* _YOUR OBJECTIVE_
Where does the string "down" appear? Copy every line of the entries below that holds it.

* _RECORDS SHOWN_
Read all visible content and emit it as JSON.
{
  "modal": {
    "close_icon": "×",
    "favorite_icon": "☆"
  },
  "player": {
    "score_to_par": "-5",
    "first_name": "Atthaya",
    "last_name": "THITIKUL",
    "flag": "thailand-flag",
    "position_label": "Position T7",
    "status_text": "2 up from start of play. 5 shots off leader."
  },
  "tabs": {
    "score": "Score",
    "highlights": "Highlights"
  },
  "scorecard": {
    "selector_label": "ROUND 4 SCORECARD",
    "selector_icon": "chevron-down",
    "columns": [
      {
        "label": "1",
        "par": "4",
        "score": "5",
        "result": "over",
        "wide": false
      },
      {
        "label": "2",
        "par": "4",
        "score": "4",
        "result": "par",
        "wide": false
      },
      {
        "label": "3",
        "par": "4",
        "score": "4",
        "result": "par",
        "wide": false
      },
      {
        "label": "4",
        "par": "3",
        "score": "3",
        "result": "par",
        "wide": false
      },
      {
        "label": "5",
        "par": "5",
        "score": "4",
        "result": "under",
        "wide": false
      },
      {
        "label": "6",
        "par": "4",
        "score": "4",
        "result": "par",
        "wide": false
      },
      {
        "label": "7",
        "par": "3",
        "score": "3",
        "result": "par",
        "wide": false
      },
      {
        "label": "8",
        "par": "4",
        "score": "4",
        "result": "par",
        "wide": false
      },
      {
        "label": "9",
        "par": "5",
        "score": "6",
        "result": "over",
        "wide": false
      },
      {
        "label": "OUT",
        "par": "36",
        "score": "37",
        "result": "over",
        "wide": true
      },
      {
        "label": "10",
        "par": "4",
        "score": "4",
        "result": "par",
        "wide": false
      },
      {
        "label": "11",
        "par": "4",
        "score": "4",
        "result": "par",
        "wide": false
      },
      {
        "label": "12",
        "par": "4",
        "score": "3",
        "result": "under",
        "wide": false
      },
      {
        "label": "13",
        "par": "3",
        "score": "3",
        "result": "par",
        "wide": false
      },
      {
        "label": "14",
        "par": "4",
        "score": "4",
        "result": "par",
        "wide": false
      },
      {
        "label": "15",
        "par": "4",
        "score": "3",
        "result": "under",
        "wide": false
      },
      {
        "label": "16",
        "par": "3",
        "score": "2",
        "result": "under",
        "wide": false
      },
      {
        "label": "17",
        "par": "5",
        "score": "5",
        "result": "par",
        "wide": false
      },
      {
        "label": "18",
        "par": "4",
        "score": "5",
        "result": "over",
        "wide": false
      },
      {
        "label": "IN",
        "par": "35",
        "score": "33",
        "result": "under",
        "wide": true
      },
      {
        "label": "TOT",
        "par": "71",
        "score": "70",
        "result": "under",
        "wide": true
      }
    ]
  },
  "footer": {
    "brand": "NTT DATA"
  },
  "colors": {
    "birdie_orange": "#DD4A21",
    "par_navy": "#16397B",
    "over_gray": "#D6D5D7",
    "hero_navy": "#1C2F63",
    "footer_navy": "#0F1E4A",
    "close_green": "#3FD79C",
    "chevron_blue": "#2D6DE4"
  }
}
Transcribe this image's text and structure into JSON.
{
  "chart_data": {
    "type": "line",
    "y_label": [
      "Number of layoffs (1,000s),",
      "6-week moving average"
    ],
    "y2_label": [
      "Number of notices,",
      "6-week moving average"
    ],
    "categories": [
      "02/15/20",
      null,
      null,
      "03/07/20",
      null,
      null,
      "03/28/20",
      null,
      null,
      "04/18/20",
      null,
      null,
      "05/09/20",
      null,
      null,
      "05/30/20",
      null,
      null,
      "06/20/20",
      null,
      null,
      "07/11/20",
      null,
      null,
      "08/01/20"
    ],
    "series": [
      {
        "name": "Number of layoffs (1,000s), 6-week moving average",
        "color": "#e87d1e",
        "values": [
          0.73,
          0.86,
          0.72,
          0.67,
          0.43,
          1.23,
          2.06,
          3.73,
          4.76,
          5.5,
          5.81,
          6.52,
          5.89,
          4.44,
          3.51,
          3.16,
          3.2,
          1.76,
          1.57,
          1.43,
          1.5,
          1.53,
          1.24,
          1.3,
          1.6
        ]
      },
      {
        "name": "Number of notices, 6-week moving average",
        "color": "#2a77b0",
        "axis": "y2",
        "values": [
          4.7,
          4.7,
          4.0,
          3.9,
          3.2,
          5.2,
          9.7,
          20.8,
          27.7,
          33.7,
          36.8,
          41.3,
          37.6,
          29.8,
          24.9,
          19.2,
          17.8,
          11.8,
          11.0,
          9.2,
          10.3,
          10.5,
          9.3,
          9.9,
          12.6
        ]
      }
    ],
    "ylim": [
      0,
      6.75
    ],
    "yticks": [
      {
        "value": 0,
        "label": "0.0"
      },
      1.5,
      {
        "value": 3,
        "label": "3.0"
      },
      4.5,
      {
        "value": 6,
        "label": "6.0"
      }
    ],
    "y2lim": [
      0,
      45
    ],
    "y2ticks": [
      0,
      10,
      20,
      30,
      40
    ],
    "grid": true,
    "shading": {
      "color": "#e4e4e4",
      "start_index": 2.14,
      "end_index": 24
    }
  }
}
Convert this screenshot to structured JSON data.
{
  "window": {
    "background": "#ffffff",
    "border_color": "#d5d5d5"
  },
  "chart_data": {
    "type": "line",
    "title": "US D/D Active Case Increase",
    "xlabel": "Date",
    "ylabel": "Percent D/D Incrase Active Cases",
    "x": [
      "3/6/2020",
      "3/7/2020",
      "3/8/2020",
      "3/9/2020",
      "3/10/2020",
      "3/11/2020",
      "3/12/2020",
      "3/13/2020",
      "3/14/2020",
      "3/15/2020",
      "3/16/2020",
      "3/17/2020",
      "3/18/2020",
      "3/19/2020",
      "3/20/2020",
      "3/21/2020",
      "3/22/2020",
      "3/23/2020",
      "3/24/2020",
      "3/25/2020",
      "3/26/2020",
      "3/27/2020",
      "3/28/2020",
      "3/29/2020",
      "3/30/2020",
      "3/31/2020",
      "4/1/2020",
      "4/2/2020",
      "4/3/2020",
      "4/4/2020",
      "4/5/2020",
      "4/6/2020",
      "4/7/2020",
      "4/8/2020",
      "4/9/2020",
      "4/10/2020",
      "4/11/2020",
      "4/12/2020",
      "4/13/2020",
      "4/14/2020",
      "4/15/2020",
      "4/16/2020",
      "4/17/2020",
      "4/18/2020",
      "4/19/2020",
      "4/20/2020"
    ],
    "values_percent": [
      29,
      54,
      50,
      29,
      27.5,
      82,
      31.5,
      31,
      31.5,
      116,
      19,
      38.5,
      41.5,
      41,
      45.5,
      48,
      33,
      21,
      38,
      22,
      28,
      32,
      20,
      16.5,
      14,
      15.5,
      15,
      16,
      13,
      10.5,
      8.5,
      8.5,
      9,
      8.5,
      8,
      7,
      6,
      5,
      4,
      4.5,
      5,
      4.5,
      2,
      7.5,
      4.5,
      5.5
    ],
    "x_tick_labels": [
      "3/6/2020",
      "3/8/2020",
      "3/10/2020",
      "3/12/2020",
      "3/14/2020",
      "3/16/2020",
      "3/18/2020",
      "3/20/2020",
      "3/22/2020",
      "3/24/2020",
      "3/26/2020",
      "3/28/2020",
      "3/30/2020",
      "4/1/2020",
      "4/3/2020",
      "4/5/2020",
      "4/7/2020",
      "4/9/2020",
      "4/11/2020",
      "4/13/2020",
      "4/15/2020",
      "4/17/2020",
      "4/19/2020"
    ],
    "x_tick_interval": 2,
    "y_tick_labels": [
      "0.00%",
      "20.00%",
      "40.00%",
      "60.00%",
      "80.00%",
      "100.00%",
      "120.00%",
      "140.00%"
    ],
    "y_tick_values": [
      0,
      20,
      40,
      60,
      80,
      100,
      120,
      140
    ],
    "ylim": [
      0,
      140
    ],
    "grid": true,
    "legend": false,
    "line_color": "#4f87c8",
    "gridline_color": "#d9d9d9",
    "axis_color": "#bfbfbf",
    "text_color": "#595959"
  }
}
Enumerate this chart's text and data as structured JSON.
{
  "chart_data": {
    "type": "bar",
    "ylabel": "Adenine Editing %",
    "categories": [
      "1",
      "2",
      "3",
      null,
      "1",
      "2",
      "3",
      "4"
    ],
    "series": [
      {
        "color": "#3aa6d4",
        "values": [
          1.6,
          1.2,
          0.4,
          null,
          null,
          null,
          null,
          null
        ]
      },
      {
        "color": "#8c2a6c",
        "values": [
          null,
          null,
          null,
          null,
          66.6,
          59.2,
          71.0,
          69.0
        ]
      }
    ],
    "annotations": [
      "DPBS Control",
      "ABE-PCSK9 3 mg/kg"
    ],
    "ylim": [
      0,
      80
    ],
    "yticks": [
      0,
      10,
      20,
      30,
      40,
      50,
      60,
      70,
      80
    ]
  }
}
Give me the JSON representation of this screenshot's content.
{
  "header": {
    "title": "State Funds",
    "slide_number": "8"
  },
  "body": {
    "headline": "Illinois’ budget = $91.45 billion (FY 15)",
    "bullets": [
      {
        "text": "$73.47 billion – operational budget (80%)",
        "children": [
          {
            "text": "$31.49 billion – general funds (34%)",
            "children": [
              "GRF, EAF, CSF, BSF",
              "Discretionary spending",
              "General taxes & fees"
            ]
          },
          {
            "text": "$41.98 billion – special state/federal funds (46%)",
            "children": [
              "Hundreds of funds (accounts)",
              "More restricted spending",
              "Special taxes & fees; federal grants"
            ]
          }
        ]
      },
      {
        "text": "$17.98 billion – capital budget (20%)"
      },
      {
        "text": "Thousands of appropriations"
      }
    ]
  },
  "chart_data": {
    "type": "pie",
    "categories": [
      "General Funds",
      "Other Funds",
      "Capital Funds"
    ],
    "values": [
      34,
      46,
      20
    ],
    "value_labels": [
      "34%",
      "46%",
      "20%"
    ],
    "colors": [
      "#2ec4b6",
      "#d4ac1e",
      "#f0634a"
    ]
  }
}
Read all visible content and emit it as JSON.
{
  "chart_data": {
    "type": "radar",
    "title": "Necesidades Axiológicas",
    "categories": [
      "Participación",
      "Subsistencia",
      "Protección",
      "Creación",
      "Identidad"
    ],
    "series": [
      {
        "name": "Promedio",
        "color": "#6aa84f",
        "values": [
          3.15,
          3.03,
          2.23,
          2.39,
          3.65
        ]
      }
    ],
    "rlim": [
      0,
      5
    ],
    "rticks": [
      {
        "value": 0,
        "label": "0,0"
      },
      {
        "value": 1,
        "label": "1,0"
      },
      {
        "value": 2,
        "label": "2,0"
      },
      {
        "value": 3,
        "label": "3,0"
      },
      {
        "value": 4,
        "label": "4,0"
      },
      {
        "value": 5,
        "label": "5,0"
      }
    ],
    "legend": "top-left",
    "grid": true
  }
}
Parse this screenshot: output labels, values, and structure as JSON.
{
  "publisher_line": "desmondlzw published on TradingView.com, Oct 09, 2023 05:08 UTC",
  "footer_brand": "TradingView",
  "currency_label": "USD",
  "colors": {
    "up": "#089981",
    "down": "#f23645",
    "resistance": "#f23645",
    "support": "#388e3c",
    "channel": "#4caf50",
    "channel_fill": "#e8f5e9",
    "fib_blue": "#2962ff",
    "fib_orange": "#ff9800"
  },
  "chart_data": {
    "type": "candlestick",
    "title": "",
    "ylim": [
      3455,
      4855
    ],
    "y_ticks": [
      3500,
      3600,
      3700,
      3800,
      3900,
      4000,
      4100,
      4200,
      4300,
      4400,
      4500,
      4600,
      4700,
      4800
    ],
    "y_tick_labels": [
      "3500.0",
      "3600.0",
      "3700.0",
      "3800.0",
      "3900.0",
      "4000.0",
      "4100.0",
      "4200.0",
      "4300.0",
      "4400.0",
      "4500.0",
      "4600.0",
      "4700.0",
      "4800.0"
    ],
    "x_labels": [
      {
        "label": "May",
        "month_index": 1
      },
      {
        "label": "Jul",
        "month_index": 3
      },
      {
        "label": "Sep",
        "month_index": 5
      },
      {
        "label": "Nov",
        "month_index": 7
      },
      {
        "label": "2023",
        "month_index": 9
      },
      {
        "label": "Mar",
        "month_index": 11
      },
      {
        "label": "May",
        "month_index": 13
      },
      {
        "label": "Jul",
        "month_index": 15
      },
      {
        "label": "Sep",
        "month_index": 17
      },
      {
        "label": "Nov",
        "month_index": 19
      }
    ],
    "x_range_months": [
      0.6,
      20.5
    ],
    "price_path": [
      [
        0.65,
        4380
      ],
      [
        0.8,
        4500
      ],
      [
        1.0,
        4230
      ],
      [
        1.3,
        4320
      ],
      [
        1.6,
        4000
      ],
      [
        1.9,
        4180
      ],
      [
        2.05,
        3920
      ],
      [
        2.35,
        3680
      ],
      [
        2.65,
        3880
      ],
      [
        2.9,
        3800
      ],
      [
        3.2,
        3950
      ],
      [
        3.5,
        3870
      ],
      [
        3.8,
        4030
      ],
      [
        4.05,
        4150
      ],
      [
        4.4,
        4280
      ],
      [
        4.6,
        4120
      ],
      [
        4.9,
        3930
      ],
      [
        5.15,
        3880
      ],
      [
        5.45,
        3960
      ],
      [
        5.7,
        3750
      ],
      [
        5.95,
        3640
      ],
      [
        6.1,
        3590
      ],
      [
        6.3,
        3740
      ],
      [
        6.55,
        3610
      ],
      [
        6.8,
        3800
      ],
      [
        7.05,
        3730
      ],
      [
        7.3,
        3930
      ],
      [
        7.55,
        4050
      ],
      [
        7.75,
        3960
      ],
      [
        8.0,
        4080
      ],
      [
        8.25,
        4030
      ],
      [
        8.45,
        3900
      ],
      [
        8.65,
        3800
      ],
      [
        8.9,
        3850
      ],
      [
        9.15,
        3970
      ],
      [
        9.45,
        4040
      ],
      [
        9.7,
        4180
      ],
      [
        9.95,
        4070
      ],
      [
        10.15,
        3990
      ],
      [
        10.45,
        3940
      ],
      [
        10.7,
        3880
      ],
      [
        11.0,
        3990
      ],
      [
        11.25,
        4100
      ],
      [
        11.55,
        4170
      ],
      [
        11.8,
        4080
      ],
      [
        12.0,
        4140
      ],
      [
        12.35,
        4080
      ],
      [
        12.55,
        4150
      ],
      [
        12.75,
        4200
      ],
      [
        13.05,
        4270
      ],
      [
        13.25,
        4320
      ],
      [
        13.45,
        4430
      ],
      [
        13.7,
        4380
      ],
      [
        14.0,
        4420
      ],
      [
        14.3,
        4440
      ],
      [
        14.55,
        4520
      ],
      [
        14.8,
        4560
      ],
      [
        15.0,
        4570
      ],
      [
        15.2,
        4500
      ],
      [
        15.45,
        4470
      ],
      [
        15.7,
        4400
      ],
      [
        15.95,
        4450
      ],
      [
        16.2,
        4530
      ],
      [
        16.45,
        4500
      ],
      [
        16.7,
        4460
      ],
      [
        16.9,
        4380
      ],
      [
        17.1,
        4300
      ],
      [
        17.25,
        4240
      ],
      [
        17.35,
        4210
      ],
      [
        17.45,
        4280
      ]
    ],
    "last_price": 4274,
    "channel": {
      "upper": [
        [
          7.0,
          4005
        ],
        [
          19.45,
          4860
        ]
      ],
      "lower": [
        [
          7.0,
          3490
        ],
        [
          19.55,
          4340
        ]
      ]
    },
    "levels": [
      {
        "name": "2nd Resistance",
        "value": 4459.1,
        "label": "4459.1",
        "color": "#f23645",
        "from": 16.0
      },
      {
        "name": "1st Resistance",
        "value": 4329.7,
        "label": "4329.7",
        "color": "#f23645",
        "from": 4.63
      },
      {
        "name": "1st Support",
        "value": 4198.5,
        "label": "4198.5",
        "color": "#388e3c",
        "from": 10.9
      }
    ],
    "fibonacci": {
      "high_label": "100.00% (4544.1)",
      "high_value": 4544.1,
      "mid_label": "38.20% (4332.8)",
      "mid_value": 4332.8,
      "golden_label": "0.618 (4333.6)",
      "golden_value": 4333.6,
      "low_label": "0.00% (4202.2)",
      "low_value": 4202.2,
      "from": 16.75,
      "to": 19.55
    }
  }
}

* _TASK OUTPUT_
    "selector_icon": "chevron-down",
    "down": "#f23645",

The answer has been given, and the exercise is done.